Stored records:
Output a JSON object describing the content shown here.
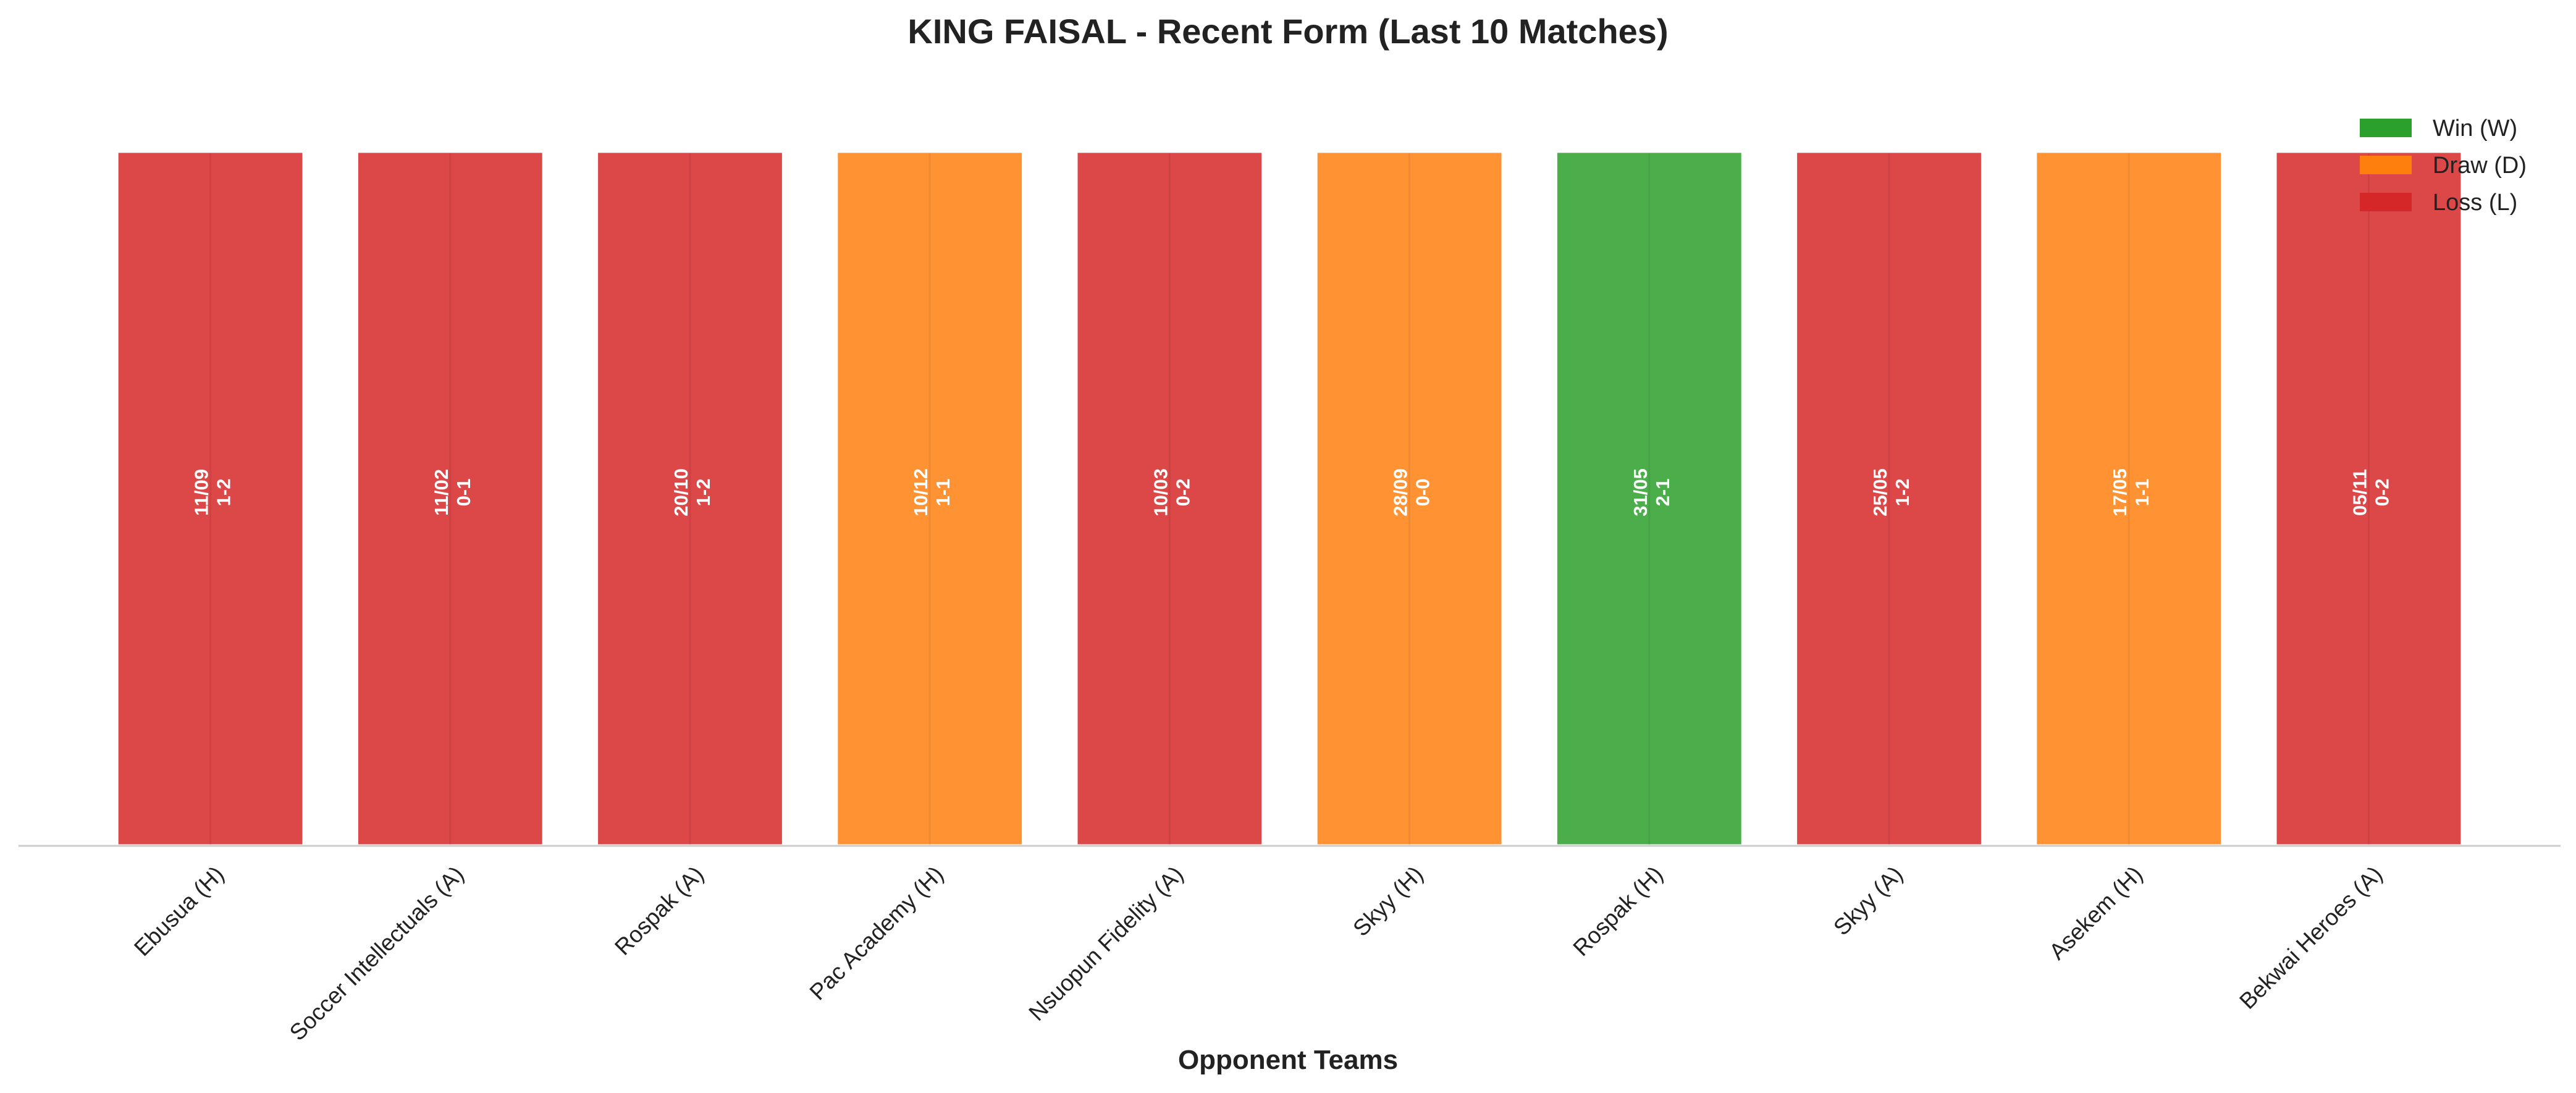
{
  "chart_data": {
    "type": "bar",
    "title": "KING FAISAL - Recent Form (Last 10 Matches)",
    "xlabel": "Opponent Teams",
    "ylabel": "",
    "grid": false,
    "legend_position": "top-right",
    "categories": [
      "Ebusua (H)",
      "Soccer Intellectuals (A)",
      "Rospak (A)",
      "Pac Academy (H)",
      "Nsuopun Fidelity (A)",
      "Skyy (H)",
      "Rospak (H)",
      "Skyy (A)",
      "Asekem (H)",
      "Bekwai Heroes (A)"
    ],
    "values": [
      1,
      1,
      1,
      1,
      1,
      1,
      1,
      1,
      1,
      1
    ],
    "ylim": [
      0,
      1.12
    ],
    "results": [
      "L",
      "L",
      "L",
      "D",
      "L",
      "D",
      "W",
      "L",
      "D",
      "L"
    ],
    "dates": [
      "11/09",
      "11/02",
      "20/10",
      "10/12",
      "10/03",
      "28/09",
      "31/05",
      "25/05",
      "17/05",
      "05/11"
    ],
    "scores": [
      "1-2",
      "0-1",
      "1-2",
      "1-1",
      "0-2",
      "0-0",
      "2-1",
      "1-2",
      "1-1",
      "0-2"
    ],
    "legend": [
      {
        "key": "W",
        "label": "Win (W)",
        "color": "#2ca02c"
      },
      {
        "key": "D",
        "label": "Draw (D)",
        "color": "#ff7f0e"
      },
      {
        "key": "L",
        "label": "Loss (L)",
        "color": "#d62728"
      }
    ]
  }
}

#### Aim:
Give the number of lines containing the word "color". No other answer is needed.

#### Result:
3